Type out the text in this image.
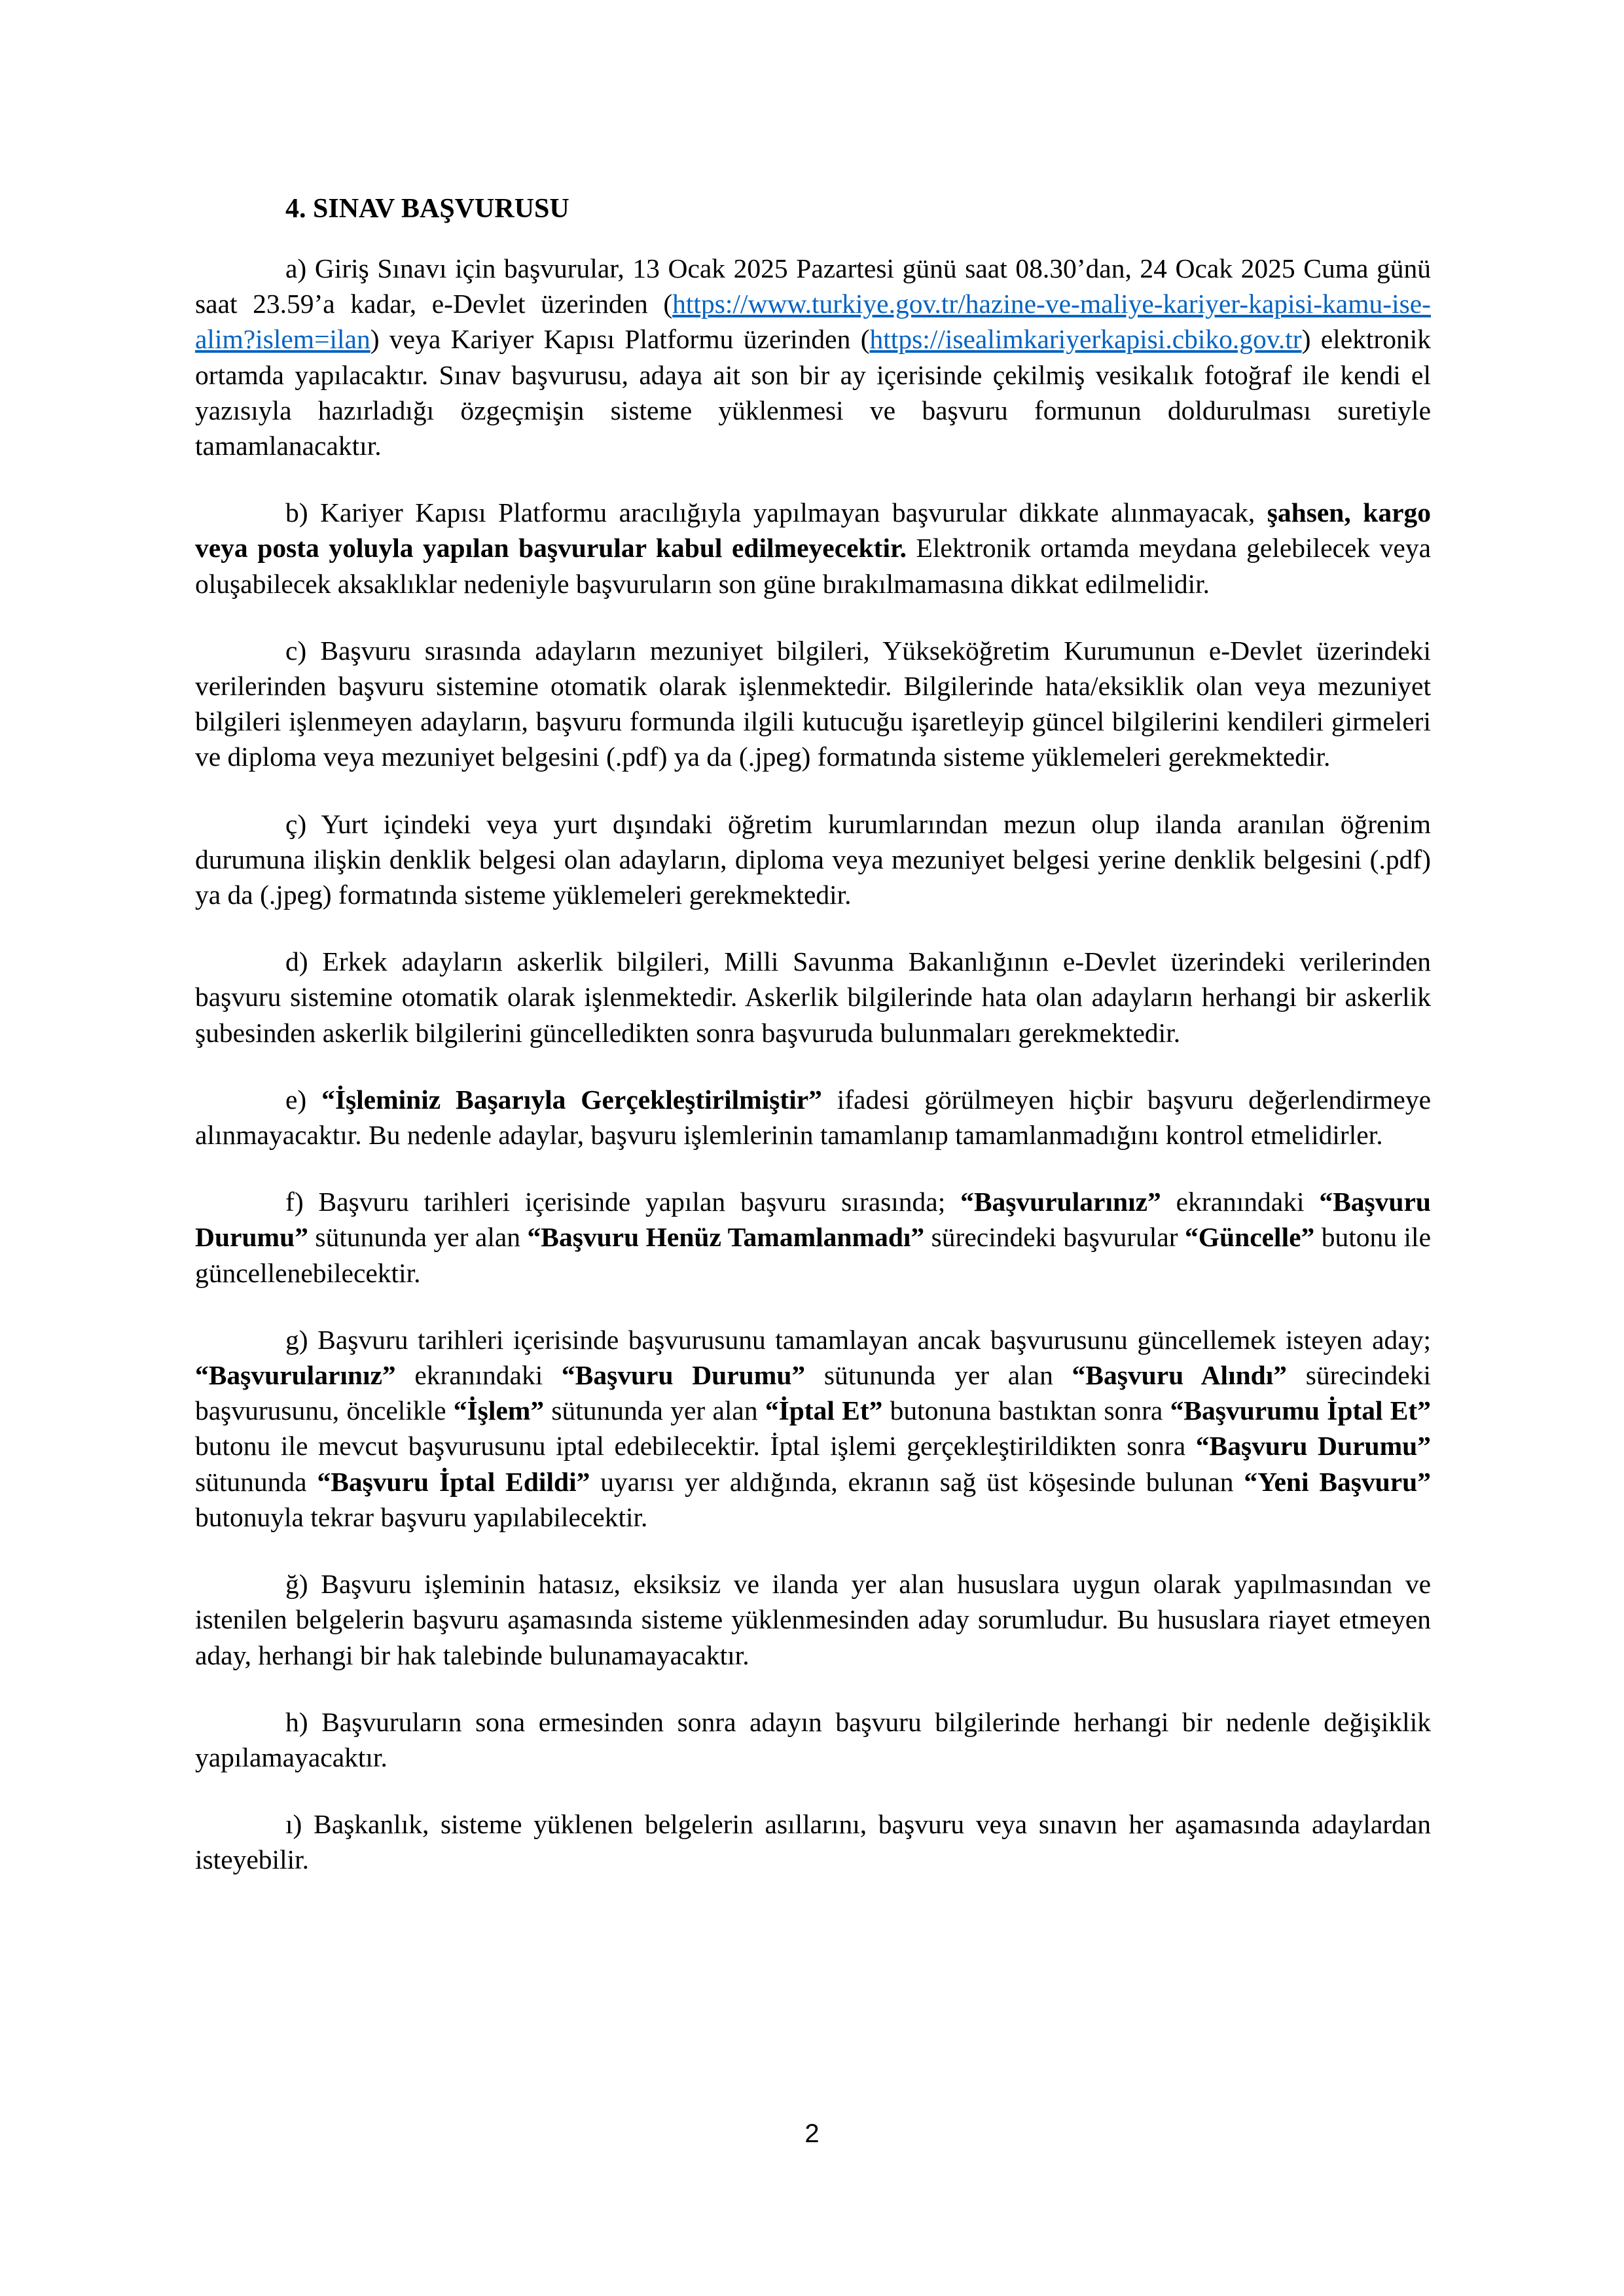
4. SINAV BAŞVURUSU

a) Giriş Sınavı için başvurular, 13 Ocak 2025 Pazartesi günü saat 08.30’dan, 24 Ocak 2025 Cuma günü saat 23.59’a kadar, e-Devlet üzerinden (https://www.turkiye.gov.tr/hazine-ve-maliye-kariyer-kapisi-kamu-ise-alim?islem=ilan) veya Kariyer Kapısı Platformu üzerinden (https://isealimkariyerkapisi.cbiko.gov.tr) elektronik ortamda yapılacaktır. Sınav başvurusu, adaya ait son bir ay içerisinde çekilmiş vesikalık fotoğraf ile kendi el yazısıyla hazırladığı özgeçmişin sisteme yüklenmesi ve başvuru formunun doldurulması suretiyle tamamlanacaktır.

b) Kariyer Kapısı Platformu aracılığıyla yapılmayan başvurular dikkate alınmayacak, şahsen, kargo veya posta yoluyla yapılan başvurular kabul edilmeyecektir. Elektronik ortamda meydana gelebilecek veya oluşabilecek aksaklıklar nedeniyle başvuruların son güne bırakılmamasına dikkat edilmelidir.

c) Başvuru sırasında adayların mezuniyet bilgileri, Yükseköğretim Kurumunun e-Devlet üzerindeki verilerinden başvuru sistemine otomatik olarak işlenmektedir. Bilgilerinde hata/eksiklik olan veya mezuniyet bilgileri işlenmeyen adayların, başvuru formunda ilgili kutucuğu işaretleyip güncel bilgilerini kendileri girmeleri ve diploma veya mezuniyet belgesini (.pdf) ya da (.jpeg) formatında sisteme yüklemeleri gerekmektedir.

ç) Yurt içindeki veya yurt dışındaki öğretim kurumlarından mezun olup ilanda aranılan öğrenim durumuna ilişkin denklik belgesi olan adayların, diploma veya mezuniyet belgesi yerine denklik belgesini (.pdf) ya da (.jpeg) formatında sisteme yüklemeleri gerekmektedir.

d) Erkek adayların askerlik bilgileri, Milli Savunma Bakanlığının e-Devlet üzerindeki verilerinden başvuru sistemine otomatik olarak işlenmektedir. Askerlik bilgilerinde hata olan adayların herhangi bir askerlik şubesinden askerlik bilgilerini güncelledikten sonra başvuruda bulunmaları gerekmektedir.

e) “İşleminiz Başarıyla Gerçekleştirilmiştir” ifadesi görülmeyen hiçbir başvuru değerlendirmeye alınmayacaktır. Bu nedenle adaylar, başvuru işlemlerinin tamamlanıp tamamlanmadığını kontrol etmelidirler.

f) Başvuru tarihleri içerisinde yapılan başvuru sırasında; “Başvurularınız” ekranındaki “Başvuru Durumu” sütununda yer alan “Başvuru Henüz Tamamlanmadı” sürecindeki başvurular “Güncelle” butonu ile güncellenebilecektir.

g) Başvuru tarihleri içerisinde başvurusunu tamamlayan ancak başvurusunu güncellemek isteyen aday; “Başvurularınız” ekranındaki “Başvuru Durumu” sütununda yer alan “Başvuru Alındı” sürecindeki başvurusunu, öncelikle “İşlem” sütununda yer alan “İptal Et” butonuna bastıktan sonra “Başvurumu İptal Et” butonu ile mevcut başvurusunu iptal edebilecektir. İptal işlemi gerçekleştirildikten sonra “Başvuru Durumu” sütununda “Başvuru İptal Edildi” uyarısı yer aldığında, ekranın sağ üst köşesinde bulunan “Yeni Başvuru” butonuyla tekrar başvuru yapılabilecektir.

ğ) Başvuru işleminin hatasız, eksiksiz ve ilanda yer alan hususlara uygun olarak yapılmasından ve istenilen belgelerin başvuru aşamasında sisteme yüklenmesinden aday sorumludur. Bu hususlara riayet etmeyen aday, herhangi bir hak talebinde bulunamayacaktır.

h) Başvuruların sona ermesinden sonra adayın başvuru bilgilerinde herhangi bir nedenle değişiklik yapılamayacaktır.

ı) Başkanlık, sisteme yüklenen belgelerin asıllarını, başvuru veya sınavın her aşamasında adaylardan isteyebilir.

2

* * * * * * *

What is asked
Copy out each record shown above without alteration, skipping any picture.

Correct answer
Type out the text in this image.
4. SINAV BAŞVURUSU

a) Giriş Sınavı için başvurular, 13 Ocak 2025 Pazartesi günü saat 08.30’dan, 24 Ocak 2025 Cuma günü saat 23.59’a kadar, e-Devlet üzerinden (https://www.turkiye.gov.tr/hazine-ve-maliye-kariyer-kapisi-kamu-ise-alim?islem=ilan) veya Kariyer Kapısı Platformu üzerinden (https://isealimkariyerkapisi.cbiko.gov.tr) elektronik ortamda yapılacaktır. Sınav başvurusu, adaya ait son bir ay içerisinde çekilmiş vesikalık fotoğraf ile kendi el yazısıyla hazırladığı özgeçmişin sisteme yüklenmesi ve başvuru formunun doldurulması suretiyle tamamlanacaktır.

b) Kariyer Kapısı Platformu aracılığıyla yapılmayan başvurular dikkate alınmayacak, şahsen, kargo veya posta yoluyla yapılan başvurular kabul edilmeyecektir. Elektronik ortamda meydana gelebilecek veya oluşabilecek aksaklıklar nedeniyle başvuruların son güne bırakılmamasına dikkat edilmelidir.

c) Başvuru sırasında adayların mezuniyet bilgileri, Yükseköğretim Kurumunun e-Devlet üzerindeki verilerinden başvuru sistemine otomatik olarak işlenmektedir. Bilgilerinde hata/eksiklik olan veya mezuniyet bilgileri işlenmeyen adayların, başvuru formunda ilgili kutucuğu işaretleyip güncel bilgilerini kendileri girmeleri ve diploma veya mezuniyet belgesini (.pdf) ya da (.jpeg) formatında sisteme yüklemeleri gerekmektedir.

ç) Yurt içindeki veya yurt dışındaki öğretim kurumlarından mezun olup ilanda aranılan öğrenim durumuna ilişkin denklik belgesi olan adayların, diploma veya mezuniyet belgesi yerine denklik belgesini (.pdf) ya da (.jpeg) formatında sisteme yüklemeleri gerekmektedir.

d) Erkek adayların askerlik bilgileri, Milli Savunma Bakanlığının e-Devlet üzerindeki verilerinden başvuru sistemine otomatik olarak işlenmektedir. Askerlik bilgilerinde hata olan adayların herhangi bir askerlik şubesinden askerlik bilgilerini güncelledikten sonra başvuruda bulunmaları gerekmektedir.

e) “İşleminiz Başarıyla Gerçekleştirilmiştir” ifadesi görülmeyen hiçbir başvuru değerlendirmeye alınmayacaktır. Bu nedenle adaylar, başvuru işlemlerinin tamamlanıp tamamlanmadığını kontrol etmelidirler.

f) Başvuru tarihleri içerisinde yapılan başvuru sırasında; “Başvurularınız” ekranındaki “Başvuru Durumu” sütununda yer alan “Başvuru Henüz Tamamlanmadı” sürecindeki başvurular “Güncelle” butonu ile güncellenebilecektir.

g) Başvuru tarihleri içerisinde başvurusunu tamamlayan ancak başvurusunu güncellemek isteyen aday; “Başvurularınız” ekranındaki “Başvuru Durumu” sütununda yer alan “Başvuru Alındı” sürecindeki başvurusunu, öncelikle “İşlem” sütununda yer alan “İptal Et” butonuna bastıktan sonra “Başvurumu İptal Et” butonu ile mevcut başvurusunu iptal edebilecektir. İptal işlemi gerçekleştirildikten sonra “Başvuru Durumu” sütununda “Başvuru İptal Edildi” uyarısı yer aldığında, ekranın sağ üst köşesinde bulunan “Yeni Başvuru” butonuyla tekrar başvuru yapılabilecektir.

ğ) Başvuru işleminin hatasız, eksiksiz ve ilanda yer alan hususlara uygun olarak yapılmasından ve istenilen belgelerin başvuru aşamasında sisteme yüklenmesinden aday sorumludur. Bu hususlara riayet etmeyen aday, herhangi bir hak talebinde bulunamayacaktır.

h) Başvuruların sona ermesinden sonra adayın başvuru bilgilerinde herhangi bir nedenle değişiklik yapılamayacaktır.

ı) Başkanlık, sisteme yüklenen belgelerin asıllarını, başvuru veya sınavın her aşamasında adaylardan isteyebilir.

2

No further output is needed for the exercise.